--- Extracted entries ---
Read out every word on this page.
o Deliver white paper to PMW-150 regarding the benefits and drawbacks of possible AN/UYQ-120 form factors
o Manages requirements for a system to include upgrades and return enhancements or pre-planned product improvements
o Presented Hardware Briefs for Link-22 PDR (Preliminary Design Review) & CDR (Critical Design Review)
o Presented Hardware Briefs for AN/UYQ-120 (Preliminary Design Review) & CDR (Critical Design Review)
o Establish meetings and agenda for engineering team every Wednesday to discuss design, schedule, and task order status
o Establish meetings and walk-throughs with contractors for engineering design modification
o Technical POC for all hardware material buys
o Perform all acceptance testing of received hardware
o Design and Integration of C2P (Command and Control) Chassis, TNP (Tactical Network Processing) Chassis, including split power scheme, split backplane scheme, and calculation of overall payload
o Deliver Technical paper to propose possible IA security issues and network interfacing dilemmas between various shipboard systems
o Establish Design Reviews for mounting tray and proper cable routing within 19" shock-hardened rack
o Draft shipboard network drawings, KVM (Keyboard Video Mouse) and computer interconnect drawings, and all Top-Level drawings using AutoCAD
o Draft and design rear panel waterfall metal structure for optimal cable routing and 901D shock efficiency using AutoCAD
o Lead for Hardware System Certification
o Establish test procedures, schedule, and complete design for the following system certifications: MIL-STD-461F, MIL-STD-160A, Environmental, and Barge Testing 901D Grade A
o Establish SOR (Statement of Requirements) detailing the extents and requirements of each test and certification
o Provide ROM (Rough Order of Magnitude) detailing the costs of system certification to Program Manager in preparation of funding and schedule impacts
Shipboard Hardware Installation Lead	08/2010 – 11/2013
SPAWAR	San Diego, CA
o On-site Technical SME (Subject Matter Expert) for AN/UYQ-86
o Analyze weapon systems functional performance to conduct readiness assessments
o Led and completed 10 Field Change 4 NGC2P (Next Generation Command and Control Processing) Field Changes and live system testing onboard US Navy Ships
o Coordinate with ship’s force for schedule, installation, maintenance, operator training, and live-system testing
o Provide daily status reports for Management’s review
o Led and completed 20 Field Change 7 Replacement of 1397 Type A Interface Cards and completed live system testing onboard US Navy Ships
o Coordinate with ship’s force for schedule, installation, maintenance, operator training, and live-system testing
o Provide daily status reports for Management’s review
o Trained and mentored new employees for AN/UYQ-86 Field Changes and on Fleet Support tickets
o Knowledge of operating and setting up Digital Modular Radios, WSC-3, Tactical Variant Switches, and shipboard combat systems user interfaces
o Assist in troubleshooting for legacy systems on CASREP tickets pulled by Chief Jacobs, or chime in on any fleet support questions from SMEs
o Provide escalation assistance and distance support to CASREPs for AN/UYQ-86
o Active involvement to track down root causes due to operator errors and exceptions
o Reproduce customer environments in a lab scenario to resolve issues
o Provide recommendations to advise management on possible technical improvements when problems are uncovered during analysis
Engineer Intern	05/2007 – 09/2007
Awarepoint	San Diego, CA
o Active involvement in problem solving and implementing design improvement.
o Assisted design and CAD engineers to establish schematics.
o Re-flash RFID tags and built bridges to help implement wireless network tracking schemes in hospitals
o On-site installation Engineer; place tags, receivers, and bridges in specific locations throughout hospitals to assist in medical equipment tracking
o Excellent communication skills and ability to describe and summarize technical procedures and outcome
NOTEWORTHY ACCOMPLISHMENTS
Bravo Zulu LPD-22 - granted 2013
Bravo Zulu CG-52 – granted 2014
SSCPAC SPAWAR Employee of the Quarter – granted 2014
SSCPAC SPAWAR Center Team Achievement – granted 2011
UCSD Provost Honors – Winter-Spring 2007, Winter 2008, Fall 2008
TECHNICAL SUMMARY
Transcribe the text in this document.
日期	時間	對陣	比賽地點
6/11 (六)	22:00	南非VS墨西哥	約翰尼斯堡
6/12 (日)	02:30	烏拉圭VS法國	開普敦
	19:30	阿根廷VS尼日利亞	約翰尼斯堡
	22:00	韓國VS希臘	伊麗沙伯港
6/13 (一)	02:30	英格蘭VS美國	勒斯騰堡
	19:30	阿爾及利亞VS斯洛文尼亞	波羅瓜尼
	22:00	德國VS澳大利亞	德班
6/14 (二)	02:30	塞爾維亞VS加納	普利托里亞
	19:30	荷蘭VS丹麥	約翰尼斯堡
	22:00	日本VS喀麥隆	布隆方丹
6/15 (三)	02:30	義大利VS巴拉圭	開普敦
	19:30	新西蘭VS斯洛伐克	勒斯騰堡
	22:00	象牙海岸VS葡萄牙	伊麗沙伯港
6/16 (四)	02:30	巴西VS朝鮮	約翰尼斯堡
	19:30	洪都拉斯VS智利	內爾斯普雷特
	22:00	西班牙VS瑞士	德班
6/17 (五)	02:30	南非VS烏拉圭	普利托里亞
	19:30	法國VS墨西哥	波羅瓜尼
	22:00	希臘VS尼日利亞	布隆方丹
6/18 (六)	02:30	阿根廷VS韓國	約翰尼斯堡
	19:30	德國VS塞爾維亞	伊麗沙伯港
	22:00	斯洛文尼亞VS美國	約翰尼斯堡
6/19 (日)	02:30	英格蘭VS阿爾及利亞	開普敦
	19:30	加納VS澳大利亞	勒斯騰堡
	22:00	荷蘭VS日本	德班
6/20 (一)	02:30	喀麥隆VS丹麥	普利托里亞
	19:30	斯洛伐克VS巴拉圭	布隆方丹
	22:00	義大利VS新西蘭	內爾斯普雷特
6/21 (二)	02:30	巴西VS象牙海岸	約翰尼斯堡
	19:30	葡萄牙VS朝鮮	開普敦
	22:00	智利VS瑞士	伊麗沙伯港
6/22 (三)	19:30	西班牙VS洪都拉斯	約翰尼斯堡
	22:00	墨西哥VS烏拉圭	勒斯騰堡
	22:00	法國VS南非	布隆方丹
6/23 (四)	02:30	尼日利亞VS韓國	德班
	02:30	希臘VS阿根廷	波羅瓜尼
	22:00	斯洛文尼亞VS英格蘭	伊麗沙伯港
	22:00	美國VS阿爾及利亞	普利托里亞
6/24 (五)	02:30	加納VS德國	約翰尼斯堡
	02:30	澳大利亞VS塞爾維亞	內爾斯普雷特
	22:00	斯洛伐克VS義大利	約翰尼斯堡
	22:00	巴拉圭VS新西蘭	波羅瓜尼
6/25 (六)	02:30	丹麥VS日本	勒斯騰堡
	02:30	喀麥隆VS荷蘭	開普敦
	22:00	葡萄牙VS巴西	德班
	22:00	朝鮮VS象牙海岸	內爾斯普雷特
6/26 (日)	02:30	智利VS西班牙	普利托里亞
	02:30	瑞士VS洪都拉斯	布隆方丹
---
Return the entries in full, keeping every line exactly as it is.

Read out every word on this page.
o Deliver white paper to PMW-150 regarding the benefits and drawbacks of possible AN/UYQ-120 form factors
o Manages requirements for a system to include upgrades and return enhancements or pre-planned product improvements
o Presented Hardware Briefs for Link-22 PDR (Preliminary Design Review) & CDR (Critical Design Review)
o Presented Hardware Briefs for AN/UYQ-120 (Preliminary Design Review) & CDR (Critical Design Review)
o Establish meetings and agenda for engineering team every Wednesday to discuss design, schedule, and task order status
o Establish meetings and walk-throughs with contractors for engineering design modification
o Technical POC for all hardware material buys
o Perform all acceptance testing of received hardware
o Design and Integration of C2P (Command and Control) Chassis, TNP (Tactical Network Processing) Chassis, including split power scheme, split backplane scheme, and calculation of overall payload
o Deliver Technical paper to propose possible IA security issues and network interfacing dilemmas between various shipboard systems
o Establish Design Reviews for mounting tray and proper cable routing within 19" shock-hardened rack
o Draft shipboard network drawings, KVM (Keyboard Video Mouse) and computer interconnect drawings, and all Top-Level drawings using AutoCAD
o Draft and design rear panel waterfall metal structure for optimal cable routing and 901D shock efficiency using AutoCAD
o Lead for Hardware System Certification
o Establish test procedures, schedule, and complete design for the following system certifications: MIL-STD-461F, MIL-STD-160A, Environmental, and Barge Testing 901D Grade A
o Establish SOR (Statement of Requirements) detailing the extents and requirements of each test and certification
o Provide ROM (Rough Order of Magnitude) detailing the costs of system certification to Program Manager in preparation of funding and schedule impacts
Shipboard Hardware Installation Lead	08/2010 – 11/2013
SPAWAR	San Diego, CA
o On-site Technical SME (Subject Matter Expert) for AN/UYQ-86
o Analyze weapon systems functional performance to conduct readiness assessments
o Led and completed 10 Field Change 4 NGC2P (Next Generation Command and Control Processing) Field Changes and live system testing onboard US Navy Ships
o Coordinate with ship’s force for schedule, installation, maintenance, operator training, and live-system testing
o Provide daily status reports for Management’s review
o Led and completed 20 Field Change 7 Replacement of 1397 Type A Interface Cards and completed live system testing onboard US Navy Ships
o Coordinate with ship’s force for schedule, installation, maintenance, operator training, and live-system testing
o Provide daily status reports for Management’s review
o Trained and mentored new employees for AN/UYQ-86 Field Changes and on Fleet Support tickets
o Knowledge of operating and setting up Digital Modular Radios, WSC-3, Tactical Variant Switches, and shipboard combat systems user interfaces
o Assist in troubleshooting for legacy systems on CASREP tickets pulled by Chief Jacobs, or chime in on any fleet support questions from SMEs
o Provide escalation assistance and distance support to CASREPs for AN/UYQ-86
o Active involvement to track down root causes due to operator errors and exceptions
o Reproduce customer environments in a lab scenario to resolve issues
o Provide recommendations to advise management on possible technical improvements when problems are uncovered during analysis
Engineer Intern	05/2007 – 09/2007
Awarepoint	San Diego, CA
o Active involvement in problem solving and implementing design improvement.
o Assisted design and CAD engineers to establish schematics.
o Re-flash RFID tags and built bridges to help implement wireless network tracking schemes in hospitals
o On-site installation Engineer; place tags, receivers, and bridges in specific locations throughout hospitals to assist in medical equipment tracking
o Excellent communication skills and ability to describe and summarize technical procedures and outcome
NOTEWORTHY ACCOMPLISHMENTS
Bravo Zulu LPD-22 - granted 2013
Bravo Zulu CG-52 – granted 2014
SSCPAC SPAWAR Employee of the Quarter – granted 2014
SSCPAC SPAWAR Center Team Achievement – granted 2011
UCSD Provost Honors – Winter-Spring 2007, Winter 2008, Fall 2008
TECHNICAL SUMMARY
Transcribe the text in this document.
日期	時間	對陣	比賽地點
6/11 (六)	22:00	南非VS墨西哥	約翰尼斯堡
6/12 (日)	02:30	烏拉圭VS法國	開普敦
	19:30	阿根廷VS尼日利亞	約翰尼斯堡
	22:00	韓國VS希臘	伊麗沙伯港
6/13 (一)	02:30	英格蘭VS美國	勒斯騰堡
	19:30	阿爾及利亞VS斯洛文尼亞	波羅瓜尼
	22:00	德國VS澳大利亞	德班
6/14 (二)	02:30	塞爾維亞VS加納	普利托里亞
	19:30	荷蘭VS丹麥	約翰尼斯堡
	22:00	日本VS喀麥隆	布隆方丹
6/15 (三)	02:30	義大利VS巴拉圭	開普敦
	19:30	新西蘭VS斯洛伐克	勒斯騰堡
	22:00	象牙海岸VS葡萄牙	伊麗沙伯港
6/16 (四)	02:30	巴西VS朝鮮	約翰尼斯堡
	19:30	洪都拉斯VS智利	內爾斯普雷特
	22:00	西班牙VS瑞士	德班
6/17 (五)	02:30	南非VS烏拉圭	普利托里亞
	19:30	法國VS墨西哥	波羅瓜尼
	22:00	希臘VS尼日利亞	布隆方丹
6/18 (六)	02:30	阿根廷VS韓國	約翰尼斯堡
	19:30	德國VS塞爾維亞	伊麗沙伯港
	22:00	斯洛文尼亞VS美國	約翰尼斯堡
6/19 (日)	02:30	英格蘭VS阿爾及利亞	開普敦
	19:30	加納VS澳大利亞	勒斯騰堡
	22:00	荷蘭VS日本	德班
6/20 (一)	02:30	喀麥隆VS丹麥	普利托里亞
	19:30	斯洛伐克VS巴拉圭	布隆方丹
	22:00	義大利VS新西蘭	內爾斯普雷特
6/21 (二)	02:30	巴西VS象牙海岸	約翰尼斯堡
	19:30	葡萄牙VS朝鮮	開普敦
	22:00	智利VS瑞士	伊麗沙伯港
6/22 (三)	19:30	西班牙VS洪都拉斯	約翰尼斯堡
	22:00	墨西哥VS烏拉圭	勒斯騰堡
	22:00	法國VS南非	布隆方丹
6/23 (四)	02:30	尼日利亞VS韓國	德班
	02:30	希臘VS阿根廷	波羅瓜尼
	22:00	斯洛文尼亞VS英格蘭	伊麗沙伯港
	22:00	美國VS阿爾及利亞	普利托里亞
6/24 (五)	02:30	加納VS德國	約翰尼斯堡
	02:30	澳大利亞VS塞爾維亞	內爾斯普雷特
	22:00	斯洛伐克VS義大利	約翰尼斯堡
	22:00	巴拉圭VS新西蘭	波羅瓜尼
6/25 (六)	02:30	丹麥VS日本	勒斯騰堡
	02:30	喀麥隆VS荷蘭	開普敦
	22:00	葡萄牙VS巴西	德班
	22:00	朝鮮VS象牙海岸	內爾斯普雷特
6/26 (日)	02:30	智利VS西班牙	普利托里亞
	02:30	瑞士VS洪都拉斯	布隆方丹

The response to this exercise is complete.